* _TO BE DONE_
State only the count of lines in the listing below that hold "ylabel".

* _GIVEN DATA_
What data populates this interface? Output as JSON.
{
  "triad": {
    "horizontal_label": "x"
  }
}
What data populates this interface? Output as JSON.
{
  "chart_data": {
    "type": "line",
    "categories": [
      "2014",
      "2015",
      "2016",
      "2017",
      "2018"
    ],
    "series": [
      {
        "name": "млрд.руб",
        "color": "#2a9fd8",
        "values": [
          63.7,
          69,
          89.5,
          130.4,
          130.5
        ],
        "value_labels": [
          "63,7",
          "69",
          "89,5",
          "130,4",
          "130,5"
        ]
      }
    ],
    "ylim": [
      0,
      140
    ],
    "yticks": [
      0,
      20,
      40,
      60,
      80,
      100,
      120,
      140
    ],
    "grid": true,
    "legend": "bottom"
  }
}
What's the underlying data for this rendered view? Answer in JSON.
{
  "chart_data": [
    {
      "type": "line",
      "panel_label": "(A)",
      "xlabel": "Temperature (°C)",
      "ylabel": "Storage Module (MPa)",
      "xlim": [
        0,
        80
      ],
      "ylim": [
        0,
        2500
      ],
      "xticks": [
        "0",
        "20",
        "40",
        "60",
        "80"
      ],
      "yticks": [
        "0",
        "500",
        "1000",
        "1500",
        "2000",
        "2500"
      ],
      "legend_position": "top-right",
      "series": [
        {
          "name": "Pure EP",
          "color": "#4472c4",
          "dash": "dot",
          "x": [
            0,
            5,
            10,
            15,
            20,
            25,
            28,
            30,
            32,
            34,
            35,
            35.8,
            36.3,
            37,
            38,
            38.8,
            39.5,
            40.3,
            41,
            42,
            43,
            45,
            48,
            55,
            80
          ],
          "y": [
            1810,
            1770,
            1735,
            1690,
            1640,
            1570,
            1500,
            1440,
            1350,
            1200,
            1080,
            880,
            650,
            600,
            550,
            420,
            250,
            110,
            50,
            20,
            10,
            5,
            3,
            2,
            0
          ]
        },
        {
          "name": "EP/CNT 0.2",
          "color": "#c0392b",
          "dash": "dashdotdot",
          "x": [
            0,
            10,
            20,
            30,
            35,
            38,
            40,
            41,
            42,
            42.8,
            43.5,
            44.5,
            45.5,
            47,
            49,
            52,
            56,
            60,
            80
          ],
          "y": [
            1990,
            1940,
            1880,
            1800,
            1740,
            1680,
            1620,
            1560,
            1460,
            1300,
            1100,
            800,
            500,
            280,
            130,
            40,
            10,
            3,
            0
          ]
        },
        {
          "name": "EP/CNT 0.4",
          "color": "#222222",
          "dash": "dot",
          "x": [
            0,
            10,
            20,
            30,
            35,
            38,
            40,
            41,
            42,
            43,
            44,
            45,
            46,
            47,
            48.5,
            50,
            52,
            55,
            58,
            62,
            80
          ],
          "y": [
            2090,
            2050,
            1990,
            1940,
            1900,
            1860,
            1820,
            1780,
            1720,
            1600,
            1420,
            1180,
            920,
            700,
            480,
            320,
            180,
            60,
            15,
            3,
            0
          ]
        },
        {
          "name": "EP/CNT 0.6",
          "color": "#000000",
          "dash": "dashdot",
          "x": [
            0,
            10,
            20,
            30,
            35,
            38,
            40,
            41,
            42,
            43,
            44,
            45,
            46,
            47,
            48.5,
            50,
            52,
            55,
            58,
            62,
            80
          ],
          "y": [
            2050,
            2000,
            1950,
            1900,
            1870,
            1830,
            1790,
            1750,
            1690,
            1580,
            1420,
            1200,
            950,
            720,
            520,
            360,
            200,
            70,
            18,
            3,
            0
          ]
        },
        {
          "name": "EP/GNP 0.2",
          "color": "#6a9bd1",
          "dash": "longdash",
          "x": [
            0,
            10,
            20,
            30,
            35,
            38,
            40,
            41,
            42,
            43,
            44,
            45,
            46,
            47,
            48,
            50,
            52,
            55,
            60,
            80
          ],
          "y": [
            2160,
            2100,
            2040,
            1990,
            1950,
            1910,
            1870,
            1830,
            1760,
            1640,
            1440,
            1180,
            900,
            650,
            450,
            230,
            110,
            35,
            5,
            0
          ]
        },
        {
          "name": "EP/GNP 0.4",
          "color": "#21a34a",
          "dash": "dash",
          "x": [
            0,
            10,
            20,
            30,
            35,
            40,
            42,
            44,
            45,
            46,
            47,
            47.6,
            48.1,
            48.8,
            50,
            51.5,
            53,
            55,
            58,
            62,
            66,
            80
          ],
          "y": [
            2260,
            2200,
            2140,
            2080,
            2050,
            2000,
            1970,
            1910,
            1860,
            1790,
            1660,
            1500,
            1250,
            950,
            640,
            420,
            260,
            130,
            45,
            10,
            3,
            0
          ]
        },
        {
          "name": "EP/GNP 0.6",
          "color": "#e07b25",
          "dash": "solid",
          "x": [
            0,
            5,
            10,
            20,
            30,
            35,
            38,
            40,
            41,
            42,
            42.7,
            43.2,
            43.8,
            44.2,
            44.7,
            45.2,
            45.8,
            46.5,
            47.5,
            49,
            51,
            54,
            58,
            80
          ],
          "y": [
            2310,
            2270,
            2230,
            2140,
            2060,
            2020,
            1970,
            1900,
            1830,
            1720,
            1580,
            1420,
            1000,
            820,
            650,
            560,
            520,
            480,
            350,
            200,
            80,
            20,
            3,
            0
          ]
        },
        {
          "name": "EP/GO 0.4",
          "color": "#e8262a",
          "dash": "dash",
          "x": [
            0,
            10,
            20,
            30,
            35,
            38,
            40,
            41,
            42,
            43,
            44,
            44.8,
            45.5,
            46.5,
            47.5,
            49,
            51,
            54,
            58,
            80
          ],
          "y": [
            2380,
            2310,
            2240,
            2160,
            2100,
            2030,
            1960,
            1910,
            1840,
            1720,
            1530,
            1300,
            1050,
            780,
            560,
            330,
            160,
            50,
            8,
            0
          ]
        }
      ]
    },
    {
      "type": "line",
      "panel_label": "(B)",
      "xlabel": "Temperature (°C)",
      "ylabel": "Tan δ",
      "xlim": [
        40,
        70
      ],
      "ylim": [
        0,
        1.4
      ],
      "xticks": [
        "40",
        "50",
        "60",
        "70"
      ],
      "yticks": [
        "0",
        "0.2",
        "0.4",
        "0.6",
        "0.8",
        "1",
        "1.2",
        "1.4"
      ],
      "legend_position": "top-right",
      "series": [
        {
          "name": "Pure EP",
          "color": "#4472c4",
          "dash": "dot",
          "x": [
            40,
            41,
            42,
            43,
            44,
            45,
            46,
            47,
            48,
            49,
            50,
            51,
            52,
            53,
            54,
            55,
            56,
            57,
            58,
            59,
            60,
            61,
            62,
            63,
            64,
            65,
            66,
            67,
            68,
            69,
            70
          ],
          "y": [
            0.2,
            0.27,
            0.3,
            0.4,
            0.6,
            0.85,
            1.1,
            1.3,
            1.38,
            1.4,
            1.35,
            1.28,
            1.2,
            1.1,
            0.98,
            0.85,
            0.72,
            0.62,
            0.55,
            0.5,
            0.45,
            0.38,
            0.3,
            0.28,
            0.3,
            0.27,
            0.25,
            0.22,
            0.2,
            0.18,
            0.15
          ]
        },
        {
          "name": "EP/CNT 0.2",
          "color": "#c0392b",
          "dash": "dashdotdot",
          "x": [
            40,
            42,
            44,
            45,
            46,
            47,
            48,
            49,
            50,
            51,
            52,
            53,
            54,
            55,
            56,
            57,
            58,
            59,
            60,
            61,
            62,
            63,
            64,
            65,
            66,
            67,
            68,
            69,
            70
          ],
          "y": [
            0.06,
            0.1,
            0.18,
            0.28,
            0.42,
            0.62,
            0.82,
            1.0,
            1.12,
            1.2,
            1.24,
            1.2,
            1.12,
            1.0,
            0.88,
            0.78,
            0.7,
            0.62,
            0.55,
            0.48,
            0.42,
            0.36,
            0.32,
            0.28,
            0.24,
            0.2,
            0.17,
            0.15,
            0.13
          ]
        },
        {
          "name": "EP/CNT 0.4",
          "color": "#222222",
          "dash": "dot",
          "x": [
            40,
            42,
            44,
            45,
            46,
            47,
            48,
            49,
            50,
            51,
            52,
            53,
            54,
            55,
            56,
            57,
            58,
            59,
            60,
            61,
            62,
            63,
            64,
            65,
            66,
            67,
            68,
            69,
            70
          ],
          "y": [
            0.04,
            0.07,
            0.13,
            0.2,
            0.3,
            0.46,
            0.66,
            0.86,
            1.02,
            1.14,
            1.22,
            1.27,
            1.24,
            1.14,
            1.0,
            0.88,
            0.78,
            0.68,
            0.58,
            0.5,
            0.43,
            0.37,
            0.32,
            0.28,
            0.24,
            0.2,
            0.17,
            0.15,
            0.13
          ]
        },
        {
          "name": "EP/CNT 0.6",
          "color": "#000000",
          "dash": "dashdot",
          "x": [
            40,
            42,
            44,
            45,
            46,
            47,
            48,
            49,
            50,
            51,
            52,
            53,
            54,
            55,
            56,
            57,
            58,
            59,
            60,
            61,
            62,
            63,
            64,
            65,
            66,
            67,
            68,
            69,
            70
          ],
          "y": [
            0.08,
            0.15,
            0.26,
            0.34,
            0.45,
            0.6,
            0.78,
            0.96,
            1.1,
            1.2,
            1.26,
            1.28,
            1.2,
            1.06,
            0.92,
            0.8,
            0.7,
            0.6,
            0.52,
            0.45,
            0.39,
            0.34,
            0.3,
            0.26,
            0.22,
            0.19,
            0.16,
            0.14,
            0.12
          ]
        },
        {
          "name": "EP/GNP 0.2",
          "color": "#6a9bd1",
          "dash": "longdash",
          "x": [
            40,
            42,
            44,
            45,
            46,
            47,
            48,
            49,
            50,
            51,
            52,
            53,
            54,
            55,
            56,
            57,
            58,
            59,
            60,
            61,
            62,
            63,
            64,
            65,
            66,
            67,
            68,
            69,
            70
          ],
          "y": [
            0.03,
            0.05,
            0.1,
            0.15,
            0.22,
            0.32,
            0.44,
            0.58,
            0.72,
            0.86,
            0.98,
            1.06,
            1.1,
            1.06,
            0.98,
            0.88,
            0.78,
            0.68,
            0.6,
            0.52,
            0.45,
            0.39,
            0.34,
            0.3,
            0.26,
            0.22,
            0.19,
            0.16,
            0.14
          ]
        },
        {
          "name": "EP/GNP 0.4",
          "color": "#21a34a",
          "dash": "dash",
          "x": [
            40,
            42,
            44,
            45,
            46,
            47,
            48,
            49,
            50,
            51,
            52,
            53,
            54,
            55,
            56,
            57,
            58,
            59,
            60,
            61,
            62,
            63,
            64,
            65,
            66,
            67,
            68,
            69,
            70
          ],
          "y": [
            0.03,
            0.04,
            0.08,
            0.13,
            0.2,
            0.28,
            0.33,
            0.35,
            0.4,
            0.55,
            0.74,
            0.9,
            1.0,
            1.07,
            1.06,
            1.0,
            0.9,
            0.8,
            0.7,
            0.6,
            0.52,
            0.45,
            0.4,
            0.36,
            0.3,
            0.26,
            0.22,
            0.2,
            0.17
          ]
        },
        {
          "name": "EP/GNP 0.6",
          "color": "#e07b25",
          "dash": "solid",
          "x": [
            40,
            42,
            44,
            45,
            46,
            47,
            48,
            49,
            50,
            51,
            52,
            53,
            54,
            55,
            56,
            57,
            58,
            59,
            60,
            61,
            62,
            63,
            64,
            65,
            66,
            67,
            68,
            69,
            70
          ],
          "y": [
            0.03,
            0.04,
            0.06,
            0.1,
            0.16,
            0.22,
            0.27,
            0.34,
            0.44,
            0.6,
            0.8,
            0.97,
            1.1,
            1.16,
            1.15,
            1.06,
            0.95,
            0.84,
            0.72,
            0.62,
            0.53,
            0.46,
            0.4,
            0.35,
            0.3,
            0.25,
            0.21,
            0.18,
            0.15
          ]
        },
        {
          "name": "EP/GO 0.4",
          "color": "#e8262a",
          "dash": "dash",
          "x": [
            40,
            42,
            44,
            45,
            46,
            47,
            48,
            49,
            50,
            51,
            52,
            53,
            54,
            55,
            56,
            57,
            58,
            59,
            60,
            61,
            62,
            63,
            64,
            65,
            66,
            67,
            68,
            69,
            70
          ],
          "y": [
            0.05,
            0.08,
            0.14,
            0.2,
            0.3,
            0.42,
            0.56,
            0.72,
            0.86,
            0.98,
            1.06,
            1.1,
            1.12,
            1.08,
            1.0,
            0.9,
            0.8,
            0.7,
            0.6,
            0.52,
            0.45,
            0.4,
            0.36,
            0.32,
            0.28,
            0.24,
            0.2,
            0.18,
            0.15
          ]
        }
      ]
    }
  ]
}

* _WORKED SOLUTION_
2